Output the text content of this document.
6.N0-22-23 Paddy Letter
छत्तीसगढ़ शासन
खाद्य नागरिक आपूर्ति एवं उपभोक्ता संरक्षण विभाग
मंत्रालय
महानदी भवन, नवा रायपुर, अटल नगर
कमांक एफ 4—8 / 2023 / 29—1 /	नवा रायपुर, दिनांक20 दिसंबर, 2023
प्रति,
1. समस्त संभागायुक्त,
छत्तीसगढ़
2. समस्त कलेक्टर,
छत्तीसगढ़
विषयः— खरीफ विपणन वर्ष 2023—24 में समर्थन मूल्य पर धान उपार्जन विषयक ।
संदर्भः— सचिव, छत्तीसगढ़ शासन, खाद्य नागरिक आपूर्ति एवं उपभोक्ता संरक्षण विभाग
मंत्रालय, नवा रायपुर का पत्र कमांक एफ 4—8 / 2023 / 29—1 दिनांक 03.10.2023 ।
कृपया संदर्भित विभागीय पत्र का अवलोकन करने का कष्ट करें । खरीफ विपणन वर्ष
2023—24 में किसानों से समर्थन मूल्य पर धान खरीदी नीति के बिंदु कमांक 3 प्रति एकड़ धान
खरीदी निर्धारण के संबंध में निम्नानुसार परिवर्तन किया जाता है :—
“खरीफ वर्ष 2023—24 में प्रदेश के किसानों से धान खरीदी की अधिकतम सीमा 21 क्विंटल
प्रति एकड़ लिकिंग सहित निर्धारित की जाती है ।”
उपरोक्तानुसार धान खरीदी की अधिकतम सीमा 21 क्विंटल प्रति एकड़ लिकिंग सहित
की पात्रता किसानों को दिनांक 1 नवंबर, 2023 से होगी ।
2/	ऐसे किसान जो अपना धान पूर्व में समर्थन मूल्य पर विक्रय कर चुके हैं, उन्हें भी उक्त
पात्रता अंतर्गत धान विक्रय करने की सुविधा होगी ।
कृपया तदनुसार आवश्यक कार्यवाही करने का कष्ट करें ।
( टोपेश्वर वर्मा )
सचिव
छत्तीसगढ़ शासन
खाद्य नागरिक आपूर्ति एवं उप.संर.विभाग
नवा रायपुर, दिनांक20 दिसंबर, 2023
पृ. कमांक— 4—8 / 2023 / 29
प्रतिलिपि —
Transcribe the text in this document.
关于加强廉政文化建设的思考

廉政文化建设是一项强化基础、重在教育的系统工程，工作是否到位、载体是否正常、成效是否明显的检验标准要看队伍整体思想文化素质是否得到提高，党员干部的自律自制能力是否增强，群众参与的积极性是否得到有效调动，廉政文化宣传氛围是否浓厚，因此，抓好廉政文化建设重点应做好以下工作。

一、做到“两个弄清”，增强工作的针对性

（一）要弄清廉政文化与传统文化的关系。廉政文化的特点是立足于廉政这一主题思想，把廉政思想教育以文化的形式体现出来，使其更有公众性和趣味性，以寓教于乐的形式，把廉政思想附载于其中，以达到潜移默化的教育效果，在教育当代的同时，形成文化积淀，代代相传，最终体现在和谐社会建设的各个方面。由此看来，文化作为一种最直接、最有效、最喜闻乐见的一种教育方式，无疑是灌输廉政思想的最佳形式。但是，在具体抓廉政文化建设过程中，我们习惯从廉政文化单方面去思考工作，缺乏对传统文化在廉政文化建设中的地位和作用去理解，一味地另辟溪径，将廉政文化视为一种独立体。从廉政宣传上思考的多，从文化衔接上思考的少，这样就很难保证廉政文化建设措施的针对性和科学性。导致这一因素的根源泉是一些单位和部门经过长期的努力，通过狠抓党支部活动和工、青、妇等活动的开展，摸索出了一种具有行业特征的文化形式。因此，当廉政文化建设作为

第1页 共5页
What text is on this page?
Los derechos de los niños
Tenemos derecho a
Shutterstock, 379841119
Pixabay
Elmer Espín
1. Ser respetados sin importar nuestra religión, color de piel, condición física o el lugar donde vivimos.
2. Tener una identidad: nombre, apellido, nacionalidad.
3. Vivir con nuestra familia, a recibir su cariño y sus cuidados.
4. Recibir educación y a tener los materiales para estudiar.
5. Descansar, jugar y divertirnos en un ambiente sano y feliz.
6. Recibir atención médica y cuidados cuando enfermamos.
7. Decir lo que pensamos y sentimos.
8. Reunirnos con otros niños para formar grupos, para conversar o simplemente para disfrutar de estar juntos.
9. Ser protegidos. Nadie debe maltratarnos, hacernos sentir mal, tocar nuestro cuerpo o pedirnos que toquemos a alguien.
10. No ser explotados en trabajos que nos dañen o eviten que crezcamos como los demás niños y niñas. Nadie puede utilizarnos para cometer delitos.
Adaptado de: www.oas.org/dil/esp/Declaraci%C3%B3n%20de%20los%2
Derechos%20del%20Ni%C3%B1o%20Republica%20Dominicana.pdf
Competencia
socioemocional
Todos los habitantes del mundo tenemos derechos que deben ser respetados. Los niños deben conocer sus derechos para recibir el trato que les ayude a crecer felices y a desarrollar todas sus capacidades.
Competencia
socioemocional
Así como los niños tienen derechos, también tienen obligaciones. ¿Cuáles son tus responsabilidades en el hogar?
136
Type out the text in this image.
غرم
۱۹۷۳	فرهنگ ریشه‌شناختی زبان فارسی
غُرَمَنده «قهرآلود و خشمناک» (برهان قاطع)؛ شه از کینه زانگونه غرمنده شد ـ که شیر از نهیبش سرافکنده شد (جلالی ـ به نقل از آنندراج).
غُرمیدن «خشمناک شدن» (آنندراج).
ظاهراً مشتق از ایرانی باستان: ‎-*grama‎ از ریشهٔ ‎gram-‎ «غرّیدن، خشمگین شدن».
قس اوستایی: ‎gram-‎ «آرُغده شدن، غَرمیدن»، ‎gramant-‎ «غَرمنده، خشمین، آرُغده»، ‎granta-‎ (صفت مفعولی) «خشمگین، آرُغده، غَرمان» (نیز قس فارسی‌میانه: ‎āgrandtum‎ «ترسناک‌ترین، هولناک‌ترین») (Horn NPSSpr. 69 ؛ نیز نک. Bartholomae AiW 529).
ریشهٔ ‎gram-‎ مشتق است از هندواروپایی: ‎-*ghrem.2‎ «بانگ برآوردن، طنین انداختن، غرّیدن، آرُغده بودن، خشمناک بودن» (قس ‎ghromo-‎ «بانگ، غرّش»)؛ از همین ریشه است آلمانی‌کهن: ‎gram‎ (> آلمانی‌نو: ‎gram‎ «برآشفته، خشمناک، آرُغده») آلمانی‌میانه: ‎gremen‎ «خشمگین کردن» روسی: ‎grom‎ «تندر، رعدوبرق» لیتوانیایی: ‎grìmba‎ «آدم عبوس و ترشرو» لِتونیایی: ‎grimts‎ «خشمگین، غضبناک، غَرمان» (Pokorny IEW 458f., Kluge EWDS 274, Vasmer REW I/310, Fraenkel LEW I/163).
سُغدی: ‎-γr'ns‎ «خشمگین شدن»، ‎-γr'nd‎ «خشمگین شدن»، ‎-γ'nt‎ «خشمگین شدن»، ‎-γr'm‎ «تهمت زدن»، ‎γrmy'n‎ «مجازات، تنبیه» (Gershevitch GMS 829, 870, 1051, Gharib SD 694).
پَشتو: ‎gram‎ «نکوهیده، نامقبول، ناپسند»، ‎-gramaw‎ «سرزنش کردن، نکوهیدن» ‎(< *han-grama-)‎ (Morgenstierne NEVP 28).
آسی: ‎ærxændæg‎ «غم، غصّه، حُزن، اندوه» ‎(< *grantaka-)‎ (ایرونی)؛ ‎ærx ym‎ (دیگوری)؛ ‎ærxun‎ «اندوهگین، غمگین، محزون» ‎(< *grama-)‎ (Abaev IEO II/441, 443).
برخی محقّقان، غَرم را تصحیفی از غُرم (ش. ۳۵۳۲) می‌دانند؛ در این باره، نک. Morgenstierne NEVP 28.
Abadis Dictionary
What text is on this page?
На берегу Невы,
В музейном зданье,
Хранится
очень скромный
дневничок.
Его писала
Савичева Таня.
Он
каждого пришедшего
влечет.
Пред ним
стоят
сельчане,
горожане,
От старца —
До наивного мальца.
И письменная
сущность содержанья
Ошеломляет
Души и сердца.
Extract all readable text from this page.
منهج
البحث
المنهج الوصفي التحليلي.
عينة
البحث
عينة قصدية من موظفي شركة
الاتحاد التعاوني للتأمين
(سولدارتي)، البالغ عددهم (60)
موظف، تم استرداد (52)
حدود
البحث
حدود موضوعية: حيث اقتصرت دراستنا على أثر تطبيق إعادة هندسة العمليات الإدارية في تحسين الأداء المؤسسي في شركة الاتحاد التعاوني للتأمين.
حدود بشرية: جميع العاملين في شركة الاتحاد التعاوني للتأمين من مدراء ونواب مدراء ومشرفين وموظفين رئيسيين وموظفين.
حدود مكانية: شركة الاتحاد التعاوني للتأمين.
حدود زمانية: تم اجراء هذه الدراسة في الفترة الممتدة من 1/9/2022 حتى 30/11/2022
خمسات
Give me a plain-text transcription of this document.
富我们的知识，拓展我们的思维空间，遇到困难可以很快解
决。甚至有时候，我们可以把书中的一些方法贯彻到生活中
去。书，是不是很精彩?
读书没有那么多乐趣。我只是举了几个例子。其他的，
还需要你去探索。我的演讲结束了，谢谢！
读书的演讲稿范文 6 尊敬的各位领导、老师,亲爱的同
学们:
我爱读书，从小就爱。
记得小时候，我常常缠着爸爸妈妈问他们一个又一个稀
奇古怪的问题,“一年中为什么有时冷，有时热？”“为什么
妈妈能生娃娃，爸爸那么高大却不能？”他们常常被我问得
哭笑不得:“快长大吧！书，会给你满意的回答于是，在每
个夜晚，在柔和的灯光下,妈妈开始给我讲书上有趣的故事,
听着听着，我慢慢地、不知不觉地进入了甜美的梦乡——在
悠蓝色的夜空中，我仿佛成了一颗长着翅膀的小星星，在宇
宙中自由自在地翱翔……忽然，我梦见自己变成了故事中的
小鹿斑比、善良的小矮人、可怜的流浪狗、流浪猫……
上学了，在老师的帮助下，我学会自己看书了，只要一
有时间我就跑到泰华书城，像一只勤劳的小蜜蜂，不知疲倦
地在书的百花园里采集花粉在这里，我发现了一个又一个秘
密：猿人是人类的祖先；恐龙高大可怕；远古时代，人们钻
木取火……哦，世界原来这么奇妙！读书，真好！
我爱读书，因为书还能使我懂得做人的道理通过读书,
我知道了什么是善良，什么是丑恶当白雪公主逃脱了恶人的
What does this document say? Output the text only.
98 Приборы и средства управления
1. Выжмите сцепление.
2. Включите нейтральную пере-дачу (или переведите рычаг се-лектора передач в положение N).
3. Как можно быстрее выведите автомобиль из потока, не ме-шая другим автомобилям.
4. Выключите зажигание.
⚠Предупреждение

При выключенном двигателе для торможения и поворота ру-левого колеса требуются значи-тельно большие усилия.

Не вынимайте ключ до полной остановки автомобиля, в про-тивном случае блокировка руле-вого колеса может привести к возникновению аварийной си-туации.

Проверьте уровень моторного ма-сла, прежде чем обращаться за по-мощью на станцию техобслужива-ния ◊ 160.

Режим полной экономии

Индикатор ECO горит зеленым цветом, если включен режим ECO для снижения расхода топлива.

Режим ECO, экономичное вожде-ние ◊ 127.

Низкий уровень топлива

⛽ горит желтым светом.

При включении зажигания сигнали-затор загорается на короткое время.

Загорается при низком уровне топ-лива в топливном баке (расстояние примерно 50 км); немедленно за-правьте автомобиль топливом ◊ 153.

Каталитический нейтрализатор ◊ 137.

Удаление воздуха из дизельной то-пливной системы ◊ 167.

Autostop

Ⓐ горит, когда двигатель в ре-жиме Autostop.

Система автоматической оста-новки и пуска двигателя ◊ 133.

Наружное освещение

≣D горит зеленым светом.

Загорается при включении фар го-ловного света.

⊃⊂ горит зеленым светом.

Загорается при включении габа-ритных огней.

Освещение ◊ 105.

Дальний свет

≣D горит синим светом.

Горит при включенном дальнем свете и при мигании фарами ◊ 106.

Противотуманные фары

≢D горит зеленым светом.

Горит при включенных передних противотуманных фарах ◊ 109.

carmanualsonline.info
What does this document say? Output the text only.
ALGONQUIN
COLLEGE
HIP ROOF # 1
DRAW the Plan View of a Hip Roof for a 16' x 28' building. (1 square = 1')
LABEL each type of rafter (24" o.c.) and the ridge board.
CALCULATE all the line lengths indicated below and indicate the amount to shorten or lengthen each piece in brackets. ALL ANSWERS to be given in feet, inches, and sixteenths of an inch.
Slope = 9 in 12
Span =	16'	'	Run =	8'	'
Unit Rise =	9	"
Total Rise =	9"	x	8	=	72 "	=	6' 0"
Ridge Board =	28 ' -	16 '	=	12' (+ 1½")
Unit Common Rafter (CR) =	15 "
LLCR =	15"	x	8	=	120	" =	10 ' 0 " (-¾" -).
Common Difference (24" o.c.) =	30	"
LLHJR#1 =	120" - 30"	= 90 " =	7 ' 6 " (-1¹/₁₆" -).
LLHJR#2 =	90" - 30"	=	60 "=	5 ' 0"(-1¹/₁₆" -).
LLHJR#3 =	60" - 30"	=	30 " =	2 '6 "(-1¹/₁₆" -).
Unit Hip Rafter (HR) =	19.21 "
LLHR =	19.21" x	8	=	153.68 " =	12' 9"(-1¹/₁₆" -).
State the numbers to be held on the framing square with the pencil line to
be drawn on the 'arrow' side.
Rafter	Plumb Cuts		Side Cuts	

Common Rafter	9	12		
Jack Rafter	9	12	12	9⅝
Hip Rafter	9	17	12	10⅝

* **WHAT IS REQUIRED**: Each line in the listing above that contains "Morgenstierne" should be copied.

* **REPLY**:
پَشتو: ‎gram‎ «نکوهیده، نامقبول، ناپسند»، ‎-gramaw‎ «سرزنش کردن، نکوهیدن» ‎(< *han-grama-)‎ (Morgenstierne NEVP 28).
برخی محقّقان، غَرم را تصحیفی از غُرم (ش. ۳۵۳۲) می‌دانند؛ در این باره، نک. Morgenstierne NEVP 28.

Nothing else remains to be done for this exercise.